#### SHORT EXERCISE:
Only the number is wanted: how many lines hold the word "JSON"?

#### Data records:

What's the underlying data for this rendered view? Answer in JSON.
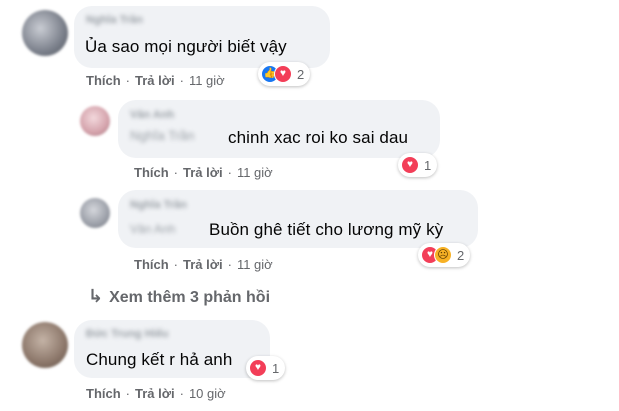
{
  "comments": [
    {
      "author_blurred": "Nghĩa Trần",
      "text": "Ủa sao mọi người biết vậy",
      "like_label": "Thích",
      "reply_label": "Trả lời",
      "time": "11 giờ",
      "reactions": [
        "like-icon",
        "love-icon"
      ],
      "reaction_count": "2"
    },
    {
      "author_blurred": "Vân Anh",
      "mention_blurred": "Nghĩa Trần",
      "text": "chinh xac roi ko sai dau",
      "like_label": "Thích",
      "reply_label": "Trả lời",
      "time": "11 giờ",
      "reactions": [
        "love-icon"
      ],
      "reaction_count": "1"
    },
    {
      "author_blurred": "Nghĩa Trần",
      "mention_blurred": "Vân Anh",
      "text": "Buồn ghê tiết cho lương mỹ kỳ",
      "like_label": "Thích",
      "reply_label": "Trả lời",
      "time": "11 giờ",
      "reactions": [
        "love-icon",
        "sad-icon"
      ],
      "reaction_count": "2"
    },
    {
      "author_blurred": "Đức Trung Hiếu",
      "text": "Chung kết r hả anh",
      "like_label": "Thích",
      "reply_label": "Trả lời",
      "time": "10 giờ",
      "reactions": [
        "love-icon"
      ],
      "reaction_count": "1"
    }
  ],
  "more_replies": {
    "arrow_icon": "reply-arrow-icon",
    "label": "Xem thêm 3 phản hồi"
  },
  "colors": {
    "bubble": "#f0f2f5",
    "secondary_text": "#65676b",
    "like": "#1877f2",
    "love": "#f33e58",
    "sad": "#f7b125"
  }
}
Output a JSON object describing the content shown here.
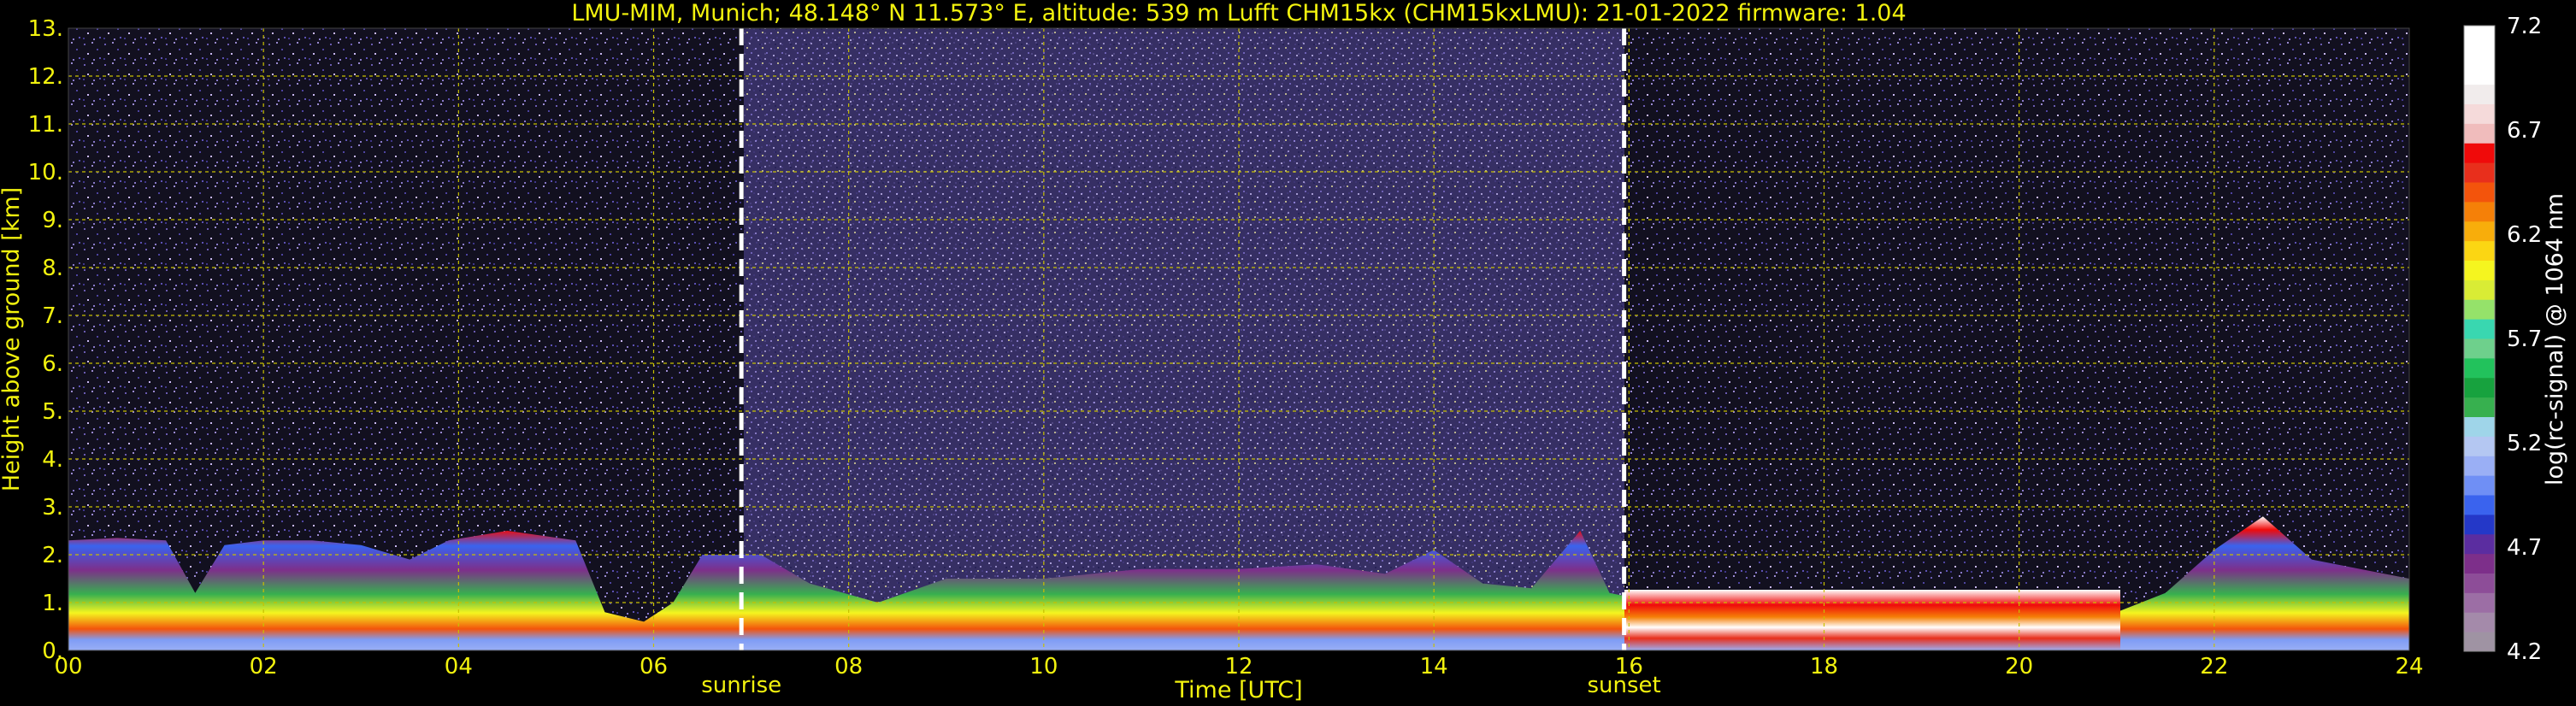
{
  "chart_data": {
    "type": "heatmap",
    "title": "LMU-MIM, Munich; 48.148° N 11.573° E, altitude: 539 m    Lufft CHM15kx (CHM15kxLMU): 21-01-2022    firmware: 1.04",
    "xlabel": "Time [UTC]",
    "ylabel": "Height above ground [km]",
    "xlim": [
      0,
      24
    ],
    "ylim": [
      0,
      13
    ],
    "x_ticks": [
      "00",
      "02",
      "04",
      "06",
      "08",
      "10",
      "12",
      "14",
      "16",
      "18",
      "20",
      "22",
      "24"
    ],
    "y_ticks": [
      "0.",
      "1.",
      "2.",
      "3.",
      "4.",
      "5.",
      "6.",
      "7.",
      "8.",
      "9.",
      "10.",
      "11.",
      "12.",
      "13."
    ],
    "grid": true,
    "annotations": [
      {
        "x": 6.9,
        "label": "sunrise"
      },
      {
        "x": 15.95,
        "label": "sunset"
      }
    ],
    "colorbar": {
      "label": "log(rc-signal) @ 1064 nm",
      "range": [
        4.2,
        7.2
      ],
      "ticks": [
        "4.2",
        "4.7",
        "5.2",
        "5.7",
        "6.2",
        "6.7",
        "7.2"
      ],
      "colors": [
        "#9f93a3",
        "#a48aaa",
        "#9c6ea5",
        "#8d4d98",
        "#7d2f8a",
        "#5b2da0",
        "#2438c8",
        "#3a63ee",
        "#6f8ff5",
        "#9aaff5",
        "#b4c7f2",
        "#9fd5e9",
        "#37b04f",
        "#17a23e",
        "#22c25c",
        "#6ed08c",
        "#39d7b0",
        "#95e26a",
        "#d9ec35",
        "#f5f51f",
        "#fbd613",
        "#f8ad0b",
        "#f58008",
        "#f3540c",
        "#e82f1c",
        "#f00a0a",
        "#f0bcbc",
        "#f5dada",
        "#f1ecec",
        "#ffffff",
        "#ffffff",
        "#ffffff"
      ]
    },
    "boundary_layer_top_km": [
      [
        0.0,
        2.3
      ],
      [
        0.5,
        2.35
      ],
      [
        1.0,
        2.3
      ],
      [
        1.3,
        1.2
      ],
      [
        1.6,
        2.2
      ],
      [
        2.0,
        2.3
      ],
      [
        2.5,
        2.3
      ],
      [
        3.0,
        2.2
      ],
      [
        3.5,
        1.9
      ],
      [
        3.9,
        2.3
      ],
      [
        4.5,
        2.5
      ],
      [
        5.2,
        2.3
      ],
      [
        5.5,
        0.8
      ],
      [
        5.9,
        0.6
      ],
      [
        6.2,
        1.0
      ],
      [
        6.5,
        2.0
      ],
      [
        7.1,
        2.0
      ],
      [
        7.6,
        1.4
      ],
      [
        8.3,
        1.0
      ],
      [
        9.0,
        1.5
      ],
      [
        10.0,
        1.5
      ],
      [
        11.0,
        1.7
      ],
      [
        12.0,
        1.7
      ],
      [
        12.8,
        1.8
      ],
      [
        13.5,
        1.6
      ],
      [
        14.0,
        2.1
      ],
      [
        14.5,
        1.4
      ],
      [
        15.0,
        1.3
      ],
      [
        15.5,
        2.5
      ],
      [
        15.8,
        1.2
      ],
      [
        16.3,
        1.0
      ],
      [
        17.0,
        1.0
      ],
      [
        18.0,
        0.9
      ],
      [
        19.0,
        0.9
      ],
      [
        20.0,
        0.8
      ],
      [
        21.0,
        0.8
      ],
      [
        21.5,
        1.2
      ],
      [
        22.0,
        2.1
      ],
      [
        22.5,
        2.8
      ],
      [
        23.0,
        1.9
      ],
      [
        24.0,
        1.5
      ]
    ]
  }
}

#### OUTPUT OF THE EXERCISE:
2